*TEXT SEGMENT*.

The program could be improved by separating the conversion of the byte values to strings outside of cgPlotS. For example, we could try something like this, in which the conversion of bytes to strings occurs only in cgColor.

   colors = cgColor(soilc_colors[indices])
   cgPlotS, lon[indices], lat[indices], PSym=symbol, $
      Color=colors, SymSize=0.5

But, this version of the program still takes about 30 seconds to render. We have improved the speed by a factor of two, but it is still too slow.

What we really would like to do is pass long integers to the cgPlotS command so we can avoid the conversion of strings to long integers. This requires two things. That we set the program to draw in decomposed color, and that have some way of doing the conversion to long integers.

Recall that soilc_colors[indices] are byte values between 1 and 8. Originally in this program, the colors were defined like this:

   soil_colors = ['purple', 'dodger blue', 'dark green', 'lime green', $
                  'green yellow', 'yellow', 'hot pink', 'crimson']

If we converted just these eight strings to longs, we might have a faster way of specifying the 59,878 long integers we need. We proceed like this.

   SetDecomposedState, 1, Current=currentState
   longColors = cgColor(soil_colors)

*MATERIAL SHOWN*.
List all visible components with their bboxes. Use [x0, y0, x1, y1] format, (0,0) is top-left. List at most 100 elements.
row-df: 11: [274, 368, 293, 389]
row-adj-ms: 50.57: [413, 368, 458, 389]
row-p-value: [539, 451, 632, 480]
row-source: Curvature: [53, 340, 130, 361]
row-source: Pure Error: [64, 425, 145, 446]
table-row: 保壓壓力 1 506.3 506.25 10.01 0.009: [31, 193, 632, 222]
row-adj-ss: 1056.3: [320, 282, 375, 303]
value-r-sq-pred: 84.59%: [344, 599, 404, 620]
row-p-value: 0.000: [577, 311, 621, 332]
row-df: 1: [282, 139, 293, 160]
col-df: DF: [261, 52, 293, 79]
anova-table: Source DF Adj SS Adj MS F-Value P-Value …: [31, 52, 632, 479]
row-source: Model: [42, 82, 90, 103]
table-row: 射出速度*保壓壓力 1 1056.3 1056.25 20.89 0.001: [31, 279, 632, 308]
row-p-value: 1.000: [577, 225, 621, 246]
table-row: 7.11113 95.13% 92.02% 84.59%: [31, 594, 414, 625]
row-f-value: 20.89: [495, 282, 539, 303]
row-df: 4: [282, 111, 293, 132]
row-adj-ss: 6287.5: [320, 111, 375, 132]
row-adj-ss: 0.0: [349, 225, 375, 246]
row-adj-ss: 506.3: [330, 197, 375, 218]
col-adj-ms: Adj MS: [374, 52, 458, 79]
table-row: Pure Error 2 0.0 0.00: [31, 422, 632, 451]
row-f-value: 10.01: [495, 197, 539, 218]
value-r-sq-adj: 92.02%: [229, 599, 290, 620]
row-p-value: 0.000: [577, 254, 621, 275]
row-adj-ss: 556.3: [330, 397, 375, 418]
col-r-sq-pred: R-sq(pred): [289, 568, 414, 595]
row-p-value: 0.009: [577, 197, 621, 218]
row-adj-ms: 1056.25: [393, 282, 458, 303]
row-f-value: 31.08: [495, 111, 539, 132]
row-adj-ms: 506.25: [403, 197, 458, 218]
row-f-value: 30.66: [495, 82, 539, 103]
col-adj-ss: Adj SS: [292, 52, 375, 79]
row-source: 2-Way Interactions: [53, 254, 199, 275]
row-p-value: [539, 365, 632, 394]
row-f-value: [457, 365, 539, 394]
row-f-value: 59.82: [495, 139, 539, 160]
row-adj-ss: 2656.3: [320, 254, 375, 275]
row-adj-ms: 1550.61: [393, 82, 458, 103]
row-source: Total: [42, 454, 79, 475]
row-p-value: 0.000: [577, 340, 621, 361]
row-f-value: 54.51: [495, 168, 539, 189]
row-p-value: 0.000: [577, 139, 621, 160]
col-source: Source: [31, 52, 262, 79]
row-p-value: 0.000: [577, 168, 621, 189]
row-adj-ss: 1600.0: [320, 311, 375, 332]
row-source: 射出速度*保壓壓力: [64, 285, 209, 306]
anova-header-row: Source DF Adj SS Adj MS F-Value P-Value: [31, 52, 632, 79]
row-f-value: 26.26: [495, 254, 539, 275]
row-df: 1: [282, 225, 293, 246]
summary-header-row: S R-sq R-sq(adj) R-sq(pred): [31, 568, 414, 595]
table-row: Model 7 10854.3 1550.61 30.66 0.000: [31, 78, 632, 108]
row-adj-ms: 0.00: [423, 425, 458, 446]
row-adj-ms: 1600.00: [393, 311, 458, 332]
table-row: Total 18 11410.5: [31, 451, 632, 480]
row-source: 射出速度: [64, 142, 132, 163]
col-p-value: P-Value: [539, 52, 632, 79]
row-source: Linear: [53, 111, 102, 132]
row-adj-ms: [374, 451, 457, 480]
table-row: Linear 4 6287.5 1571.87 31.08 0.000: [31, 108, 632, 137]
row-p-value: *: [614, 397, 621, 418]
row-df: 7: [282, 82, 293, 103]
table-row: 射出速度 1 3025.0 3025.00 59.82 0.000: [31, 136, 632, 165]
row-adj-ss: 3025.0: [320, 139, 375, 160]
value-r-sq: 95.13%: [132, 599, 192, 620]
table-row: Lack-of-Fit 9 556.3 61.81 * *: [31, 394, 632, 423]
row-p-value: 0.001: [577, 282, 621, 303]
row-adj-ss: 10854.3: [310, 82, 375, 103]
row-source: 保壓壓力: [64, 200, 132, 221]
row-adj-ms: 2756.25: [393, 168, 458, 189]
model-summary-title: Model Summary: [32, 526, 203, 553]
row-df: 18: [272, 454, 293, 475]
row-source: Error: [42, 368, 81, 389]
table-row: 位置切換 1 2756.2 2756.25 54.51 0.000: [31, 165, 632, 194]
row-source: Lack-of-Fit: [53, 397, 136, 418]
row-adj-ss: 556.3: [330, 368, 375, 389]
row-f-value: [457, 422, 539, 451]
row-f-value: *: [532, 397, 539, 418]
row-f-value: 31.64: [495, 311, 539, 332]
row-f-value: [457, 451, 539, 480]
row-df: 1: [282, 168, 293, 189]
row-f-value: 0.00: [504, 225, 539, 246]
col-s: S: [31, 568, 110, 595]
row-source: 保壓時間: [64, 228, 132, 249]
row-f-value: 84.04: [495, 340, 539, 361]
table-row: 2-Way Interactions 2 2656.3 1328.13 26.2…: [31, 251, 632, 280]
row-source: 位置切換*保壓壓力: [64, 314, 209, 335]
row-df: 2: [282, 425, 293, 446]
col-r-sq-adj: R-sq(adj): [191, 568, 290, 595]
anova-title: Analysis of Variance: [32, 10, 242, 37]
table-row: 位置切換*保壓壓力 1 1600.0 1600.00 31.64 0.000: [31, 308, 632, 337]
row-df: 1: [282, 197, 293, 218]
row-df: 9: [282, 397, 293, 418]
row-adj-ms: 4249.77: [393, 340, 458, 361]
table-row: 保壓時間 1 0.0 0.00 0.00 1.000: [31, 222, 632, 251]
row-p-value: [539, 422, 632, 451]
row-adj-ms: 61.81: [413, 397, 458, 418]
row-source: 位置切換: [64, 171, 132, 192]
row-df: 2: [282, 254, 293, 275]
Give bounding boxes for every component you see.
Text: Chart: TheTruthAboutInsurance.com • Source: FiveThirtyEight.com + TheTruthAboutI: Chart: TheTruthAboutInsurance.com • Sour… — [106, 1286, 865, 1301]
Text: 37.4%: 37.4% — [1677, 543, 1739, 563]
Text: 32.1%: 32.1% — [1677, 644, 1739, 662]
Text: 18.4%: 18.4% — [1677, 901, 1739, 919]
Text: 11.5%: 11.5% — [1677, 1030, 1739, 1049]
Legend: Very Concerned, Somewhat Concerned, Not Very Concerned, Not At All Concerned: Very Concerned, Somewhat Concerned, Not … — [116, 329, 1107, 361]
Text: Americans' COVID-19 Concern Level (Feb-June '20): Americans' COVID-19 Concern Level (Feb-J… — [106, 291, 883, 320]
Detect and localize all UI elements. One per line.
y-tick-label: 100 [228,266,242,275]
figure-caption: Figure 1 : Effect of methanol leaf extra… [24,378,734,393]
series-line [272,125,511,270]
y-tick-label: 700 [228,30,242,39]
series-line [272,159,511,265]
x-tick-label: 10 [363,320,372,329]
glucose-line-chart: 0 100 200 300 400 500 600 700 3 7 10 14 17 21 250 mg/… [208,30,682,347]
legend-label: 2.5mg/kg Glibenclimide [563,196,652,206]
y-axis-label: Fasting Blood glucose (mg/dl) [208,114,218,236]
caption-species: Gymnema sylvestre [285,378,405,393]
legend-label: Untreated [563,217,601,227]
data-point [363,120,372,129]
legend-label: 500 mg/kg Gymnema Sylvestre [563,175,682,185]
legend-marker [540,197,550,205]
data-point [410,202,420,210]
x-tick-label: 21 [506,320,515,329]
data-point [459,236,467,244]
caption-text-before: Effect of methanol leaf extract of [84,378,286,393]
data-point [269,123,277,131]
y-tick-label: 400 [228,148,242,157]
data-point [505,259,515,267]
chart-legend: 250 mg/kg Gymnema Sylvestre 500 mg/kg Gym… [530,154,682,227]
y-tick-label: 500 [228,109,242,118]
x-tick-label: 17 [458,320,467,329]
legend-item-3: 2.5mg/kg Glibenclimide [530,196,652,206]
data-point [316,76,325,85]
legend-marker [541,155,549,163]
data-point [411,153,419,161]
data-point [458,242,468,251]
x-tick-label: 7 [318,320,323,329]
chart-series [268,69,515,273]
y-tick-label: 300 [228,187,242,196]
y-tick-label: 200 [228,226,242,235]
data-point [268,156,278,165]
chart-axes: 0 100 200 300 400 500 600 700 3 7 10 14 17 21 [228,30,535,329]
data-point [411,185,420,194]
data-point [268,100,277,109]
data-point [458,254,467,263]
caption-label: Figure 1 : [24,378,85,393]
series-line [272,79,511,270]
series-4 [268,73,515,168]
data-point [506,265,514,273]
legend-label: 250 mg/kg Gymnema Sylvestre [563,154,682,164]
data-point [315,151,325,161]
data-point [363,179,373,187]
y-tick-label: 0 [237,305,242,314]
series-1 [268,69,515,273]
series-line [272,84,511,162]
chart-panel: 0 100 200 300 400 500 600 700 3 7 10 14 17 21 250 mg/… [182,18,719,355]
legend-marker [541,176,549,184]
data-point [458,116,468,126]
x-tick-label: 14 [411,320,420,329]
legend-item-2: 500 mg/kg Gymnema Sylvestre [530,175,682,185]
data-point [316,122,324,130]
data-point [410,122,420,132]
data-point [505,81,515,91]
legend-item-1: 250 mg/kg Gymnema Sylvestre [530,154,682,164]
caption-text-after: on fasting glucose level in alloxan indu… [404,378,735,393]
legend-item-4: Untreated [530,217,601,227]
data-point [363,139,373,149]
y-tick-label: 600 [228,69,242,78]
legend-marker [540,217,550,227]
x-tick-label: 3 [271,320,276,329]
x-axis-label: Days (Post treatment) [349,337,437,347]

*WHAT THE TASK REQUIRES*.
Continue the explanation of speeding up cgPlotS color handling from the point where it ends.

*ANSWER FOR THIS EXERCISE*.
   colors = longColors[soilc_colors[indices]-1]
   cgPlotS, lon[indices], lat[indices], PSym=symbol, $
      Color=colors, SymSize=0.5
   SetDecomposedState, currentState

This version of the program runs in about 2.5 seconds. This is about twice as slow as the traditional IDL command itself, but a speed-up of a factor of 50 over the original Coyote Graphic implementation and certainly much faster than the same program written in function graphics. I think it is an acceptable trade-off for the improved functionality and device independence of Coyote Graphics commands.

But, the bottom line is this. Sometimes the Coyote Graphics commands can be slower than you want them to be. When that is the case, you can always revert to traditional IDL commands in your programs. The Coyote Library has many routines to help you do just that.

Example with the cgColorFill Command

Here is another example of a slow program with a cgColorFill program. The program draws small polygons on a map. There are 360*120 polygons drawn. The color values (in the color_values variable) are byte values in the range 0 to 255. This is also a 360 by 120 array, and the call to cgColorFill is in a loop, like this:

 FOR i=0,nx-1 DO BEGIN
    FOR j=0,ny-1 DO BEGIN
       cgColorFill, pol_lon, pol_lat, COLOR=color_values[i,j], /DATA
    ENDFOR
 ENDFOR

This program took about 12 seconds to run, primarily because cgColorFill internally has to call cgColor 360*120 times to turn a byte value into a 24-bit color value. Again, this is a lot of overhead!

But, there are at most only 256 possible byte values. What if we did the conversion up front on just those 256 values? We modify the color_values array like this, and use a color value look-up table. This is fast, because we use IDL's fast array handling capability.

   cgcolors = cgColor(Bindgen(256))
   color_values = cgcolors[color_values]

Now, the color_values array contains 24-bit color values, not byte values. These can be passed directly to the Polyfill command, bypassing cgColorFill (and, by extension, cgColor) completely. The loop now looks like this.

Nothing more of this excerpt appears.